## Written request
Emit only the lines from the line containing "Extract all readable text from this page." through the last line of the entries, unchanged.

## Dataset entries
━━━━━━━━━━━━━━━━━━━━━━━━━━━━━━
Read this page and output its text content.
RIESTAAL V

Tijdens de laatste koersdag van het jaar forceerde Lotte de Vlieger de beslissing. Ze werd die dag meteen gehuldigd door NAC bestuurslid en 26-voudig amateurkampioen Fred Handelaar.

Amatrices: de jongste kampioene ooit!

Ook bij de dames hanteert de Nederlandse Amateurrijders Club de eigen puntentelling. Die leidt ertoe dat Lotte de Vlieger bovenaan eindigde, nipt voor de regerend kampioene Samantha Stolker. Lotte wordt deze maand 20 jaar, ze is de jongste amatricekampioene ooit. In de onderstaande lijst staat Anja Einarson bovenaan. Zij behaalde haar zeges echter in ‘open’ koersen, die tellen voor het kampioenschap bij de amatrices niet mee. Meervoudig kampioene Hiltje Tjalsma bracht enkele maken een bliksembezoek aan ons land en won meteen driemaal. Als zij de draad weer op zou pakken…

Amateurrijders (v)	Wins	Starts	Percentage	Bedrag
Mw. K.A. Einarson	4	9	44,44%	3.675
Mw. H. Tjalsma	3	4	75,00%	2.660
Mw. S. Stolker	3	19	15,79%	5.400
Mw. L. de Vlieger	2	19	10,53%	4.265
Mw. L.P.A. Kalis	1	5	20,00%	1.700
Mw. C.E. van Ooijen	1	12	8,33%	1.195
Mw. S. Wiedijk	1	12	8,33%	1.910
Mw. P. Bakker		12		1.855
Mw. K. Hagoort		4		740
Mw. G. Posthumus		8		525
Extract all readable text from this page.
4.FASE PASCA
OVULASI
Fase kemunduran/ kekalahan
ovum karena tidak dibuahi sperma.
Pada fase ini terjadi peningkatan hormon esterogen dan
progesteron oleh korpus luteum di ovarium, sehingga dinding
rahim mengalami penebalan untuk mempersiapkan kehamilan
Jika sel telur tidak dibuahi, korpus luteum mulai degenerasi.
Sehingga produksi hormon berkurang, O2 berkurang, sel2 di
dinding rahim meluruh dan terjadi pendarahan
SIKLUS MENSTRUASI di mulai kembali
━━━━━━━━━━━━━━━━━━━━━━━━━━━━━━
## Solution to this task
Extract all readable text from this page.
4.FASE PASCA
OVULASI
Fase kemunduran/ kekalahan
ovum karena tidak dibuahi sperma.
Pada fase ini terjadi peningkatan hormon esterogen dan
progesteron oleh korpus luteum di ovarium, sehingga dinding
rahim mengalami penebalan untuk mempersiapkan kehamilan
Jika sel telur tidak dibuahi, korpus luteum mulai degenerasi.
Sehingga produksi hormon berkurang, O2 berkurang, sel2 di
dinding rahim meluruh dan terjadi pendarahan
SIKLUS MENSTRUASI di mulai kembali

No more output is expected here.